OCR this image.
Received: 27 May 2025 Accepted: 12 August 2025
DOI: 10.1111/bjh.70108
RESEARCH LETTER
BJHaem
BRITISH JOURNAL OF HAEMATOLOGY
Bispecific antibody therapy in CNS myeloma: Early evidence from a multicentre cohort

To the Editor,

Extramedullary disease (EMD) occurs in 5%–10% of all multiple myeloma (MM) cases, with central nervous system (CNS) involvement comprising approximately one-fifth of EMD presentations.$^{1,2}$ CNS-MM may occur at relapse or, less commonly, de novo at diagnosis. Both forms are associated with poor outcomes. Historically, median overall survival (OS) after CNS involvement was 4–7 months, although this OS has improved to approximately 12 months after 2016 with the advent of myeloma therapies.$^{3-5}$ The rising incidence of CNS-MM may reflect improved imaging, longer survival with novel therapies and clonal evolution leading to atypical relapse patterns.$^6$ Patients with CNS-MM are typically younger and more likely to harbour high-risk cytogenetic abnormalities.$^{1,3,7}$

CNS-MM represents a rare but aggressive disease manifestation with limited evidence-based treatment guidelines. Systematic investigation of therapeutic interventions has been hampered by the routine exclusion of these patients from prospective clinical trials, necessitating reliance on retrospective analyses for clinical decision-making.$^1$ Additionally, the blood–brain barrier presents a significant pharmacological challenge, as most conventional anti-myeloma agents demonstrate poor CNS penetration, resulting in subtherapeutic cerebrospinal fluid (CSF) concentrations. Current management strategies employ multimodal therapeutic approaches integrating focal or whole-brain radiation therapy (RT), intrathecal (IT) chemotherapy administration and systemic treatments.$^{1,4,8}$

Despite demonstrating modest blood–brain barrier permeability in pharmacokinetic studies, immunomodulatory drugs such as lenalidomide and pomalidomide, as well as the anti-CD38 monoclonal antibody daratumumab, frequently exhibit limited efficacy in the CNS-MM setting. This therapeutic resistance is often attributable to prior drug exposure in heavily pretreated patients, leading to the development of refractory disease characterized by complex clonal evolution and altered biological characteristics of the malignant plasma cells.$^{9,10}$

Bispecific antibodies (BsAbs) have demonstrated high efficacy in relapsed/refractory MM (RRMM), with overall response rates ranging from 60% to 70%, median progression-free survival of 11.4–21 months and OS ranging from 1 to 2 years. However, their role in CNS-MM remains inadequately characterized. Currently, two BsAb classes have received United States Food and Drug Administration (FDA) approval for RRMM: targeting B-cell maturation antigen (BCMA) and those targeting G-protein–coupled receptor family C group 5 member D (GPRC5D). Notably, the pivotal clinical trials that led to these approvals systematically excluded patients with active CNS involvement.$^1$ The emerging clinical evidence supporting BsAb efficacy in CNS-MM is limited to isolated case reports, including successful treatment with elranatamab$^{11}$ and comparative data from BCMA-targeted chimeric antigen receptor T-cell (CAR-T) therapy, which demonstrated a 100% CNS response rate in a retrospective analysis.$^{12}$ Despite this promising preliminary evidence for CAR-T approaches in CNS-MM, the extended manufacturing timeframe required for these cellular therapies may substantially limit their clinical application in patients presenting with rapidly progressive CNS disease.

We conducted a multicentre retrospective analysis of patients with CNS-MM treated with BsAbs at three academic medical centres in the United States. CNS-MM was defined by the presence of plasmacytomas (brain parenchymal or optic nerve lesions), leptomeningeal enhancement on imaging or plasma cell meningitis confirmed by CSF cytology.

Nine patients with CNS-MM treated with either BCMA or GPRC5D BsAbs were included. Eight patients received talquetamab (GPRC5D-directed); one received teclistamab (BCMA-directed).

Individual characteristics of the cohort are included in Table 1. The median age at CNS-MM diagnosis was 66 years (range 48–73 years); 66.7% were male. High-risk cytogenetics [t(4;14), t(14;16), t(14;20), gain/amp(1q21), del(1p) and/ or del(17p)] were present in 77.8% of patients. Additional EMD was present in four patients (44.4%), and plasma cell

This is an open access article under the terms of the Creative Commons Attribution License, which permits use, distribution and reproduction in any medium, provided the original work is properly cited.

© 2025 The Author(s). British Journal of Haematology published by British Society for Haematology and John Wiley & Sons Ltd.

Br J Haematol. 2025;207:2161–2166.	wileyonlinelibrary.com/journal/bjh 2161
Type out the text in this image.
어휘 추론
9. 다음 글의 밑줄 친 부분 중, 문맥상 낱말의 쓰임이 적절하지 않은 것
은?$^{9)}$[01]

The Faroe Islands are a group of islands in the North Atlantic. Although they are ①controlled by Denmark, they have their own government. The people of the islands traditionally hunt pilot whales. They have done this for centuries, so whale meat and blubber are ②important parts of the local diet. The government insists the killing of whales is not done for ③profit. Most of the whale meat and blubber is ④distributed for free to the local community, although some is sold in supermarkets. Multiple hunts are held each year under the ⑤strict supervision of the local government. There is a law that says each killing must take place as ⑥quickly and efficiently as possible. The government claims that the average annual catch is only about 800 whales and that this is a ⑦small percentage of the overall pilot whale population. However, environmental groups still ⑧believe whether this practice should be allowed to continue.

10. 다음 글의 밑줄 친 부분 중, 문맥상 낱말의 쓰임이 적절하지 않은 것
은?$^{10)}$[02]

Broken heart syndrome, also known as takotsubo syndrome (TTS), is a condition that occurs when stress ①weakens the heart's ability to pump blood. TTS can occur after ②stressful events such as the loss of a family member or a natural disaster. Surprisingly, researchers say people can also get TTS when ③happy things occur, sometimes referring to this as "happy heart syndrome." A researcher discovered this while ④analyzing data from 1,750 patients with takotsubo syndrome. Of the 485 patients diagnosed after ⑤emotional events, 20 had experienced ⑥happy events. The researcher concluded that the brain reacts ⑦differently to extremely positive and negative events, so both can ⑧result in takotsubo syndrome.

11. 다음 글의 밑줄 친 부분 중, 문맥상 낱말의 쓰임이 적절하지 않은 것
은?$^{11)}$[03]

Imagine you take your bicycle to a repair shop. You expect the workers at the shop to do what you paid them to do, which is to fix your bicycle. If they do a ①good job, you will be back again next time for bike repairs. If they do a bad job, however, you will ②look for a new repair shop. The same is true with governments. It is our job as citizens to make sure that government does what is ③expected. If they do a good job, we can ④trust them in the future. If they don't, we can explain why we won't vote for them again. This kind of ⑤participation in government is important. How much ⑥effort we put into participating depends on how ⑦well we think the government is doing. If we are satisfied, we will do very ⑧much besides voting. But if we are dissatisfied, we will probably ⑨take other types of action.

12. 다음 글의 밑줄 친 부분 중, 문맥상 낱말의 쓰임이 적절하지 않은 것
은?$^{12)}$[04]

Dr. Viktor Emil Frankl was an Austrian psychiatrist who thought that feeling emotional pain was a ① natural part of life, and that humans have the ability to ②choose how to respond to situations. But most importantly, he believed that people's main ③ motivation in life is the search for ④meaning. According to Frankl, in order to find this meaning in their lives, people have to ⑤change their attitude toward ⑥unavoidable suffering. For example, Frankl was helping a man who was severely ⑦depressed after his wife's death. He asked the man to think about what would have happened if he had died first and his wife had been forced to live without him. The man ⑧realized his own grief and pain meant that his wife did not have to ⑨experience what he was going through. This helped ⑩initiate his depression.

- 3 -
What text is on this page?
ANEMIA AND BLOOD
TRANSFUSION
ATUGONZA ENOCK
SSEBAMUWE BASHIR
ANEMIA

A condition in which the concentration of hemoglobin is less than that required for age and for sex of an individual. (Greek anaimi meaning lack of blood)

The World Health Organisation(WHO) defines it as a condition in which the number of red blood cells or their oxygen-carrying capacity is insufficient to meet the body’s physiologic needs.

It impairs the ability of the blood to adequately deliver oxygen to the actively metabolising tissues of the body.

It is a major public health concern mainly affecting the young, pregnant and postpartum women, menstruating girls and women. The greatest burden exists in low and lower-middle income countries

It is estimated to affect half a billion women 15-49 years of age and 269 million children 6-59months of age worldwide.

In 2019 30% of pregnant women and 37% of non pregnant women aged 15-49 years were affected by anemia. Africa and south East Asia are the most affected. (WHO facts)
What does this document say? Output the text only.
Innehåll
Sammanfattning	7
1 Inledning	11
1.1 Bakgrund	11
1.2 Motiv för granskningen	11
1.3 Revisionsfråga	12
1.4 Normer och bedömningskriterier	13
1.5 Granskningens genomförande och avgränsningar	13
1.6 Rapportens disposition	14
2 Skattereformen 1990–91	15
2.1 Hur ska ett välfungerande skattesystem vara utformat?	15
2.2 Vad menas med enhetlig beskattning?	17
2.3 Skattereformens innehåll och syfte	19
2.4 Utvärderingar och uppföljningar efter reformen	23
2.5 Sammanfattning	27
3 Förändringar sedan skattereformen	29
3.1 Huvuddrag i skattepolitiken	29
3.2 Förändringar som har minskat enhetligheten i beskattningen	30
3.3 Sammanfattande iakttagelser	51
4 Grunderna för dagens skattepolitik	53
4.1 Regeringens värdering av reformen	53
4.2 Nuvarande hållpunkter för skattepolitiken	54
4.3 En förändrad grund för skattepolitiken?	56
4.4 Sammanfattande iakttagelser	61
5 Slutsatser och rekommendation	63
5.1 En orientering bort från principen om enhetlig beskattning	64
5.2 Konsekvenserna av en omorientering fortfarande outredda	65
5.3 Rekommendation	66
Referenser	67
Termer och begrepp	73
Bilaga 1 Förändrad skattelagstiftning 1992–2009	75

--*--

Extract every line above containing the word "pregnant".

Exercise solution -
It is a major public health concern mainly affecting the young, pregnant and postpartum women, menstruating girls and women. The greatest burden exists in low and lower-middle income countries
In 2019 30% of pregnant women and 37% of non pregnant women aged 15-49 years were affected by anemia. Africa and south East Asia are the most affected. (WHO facts)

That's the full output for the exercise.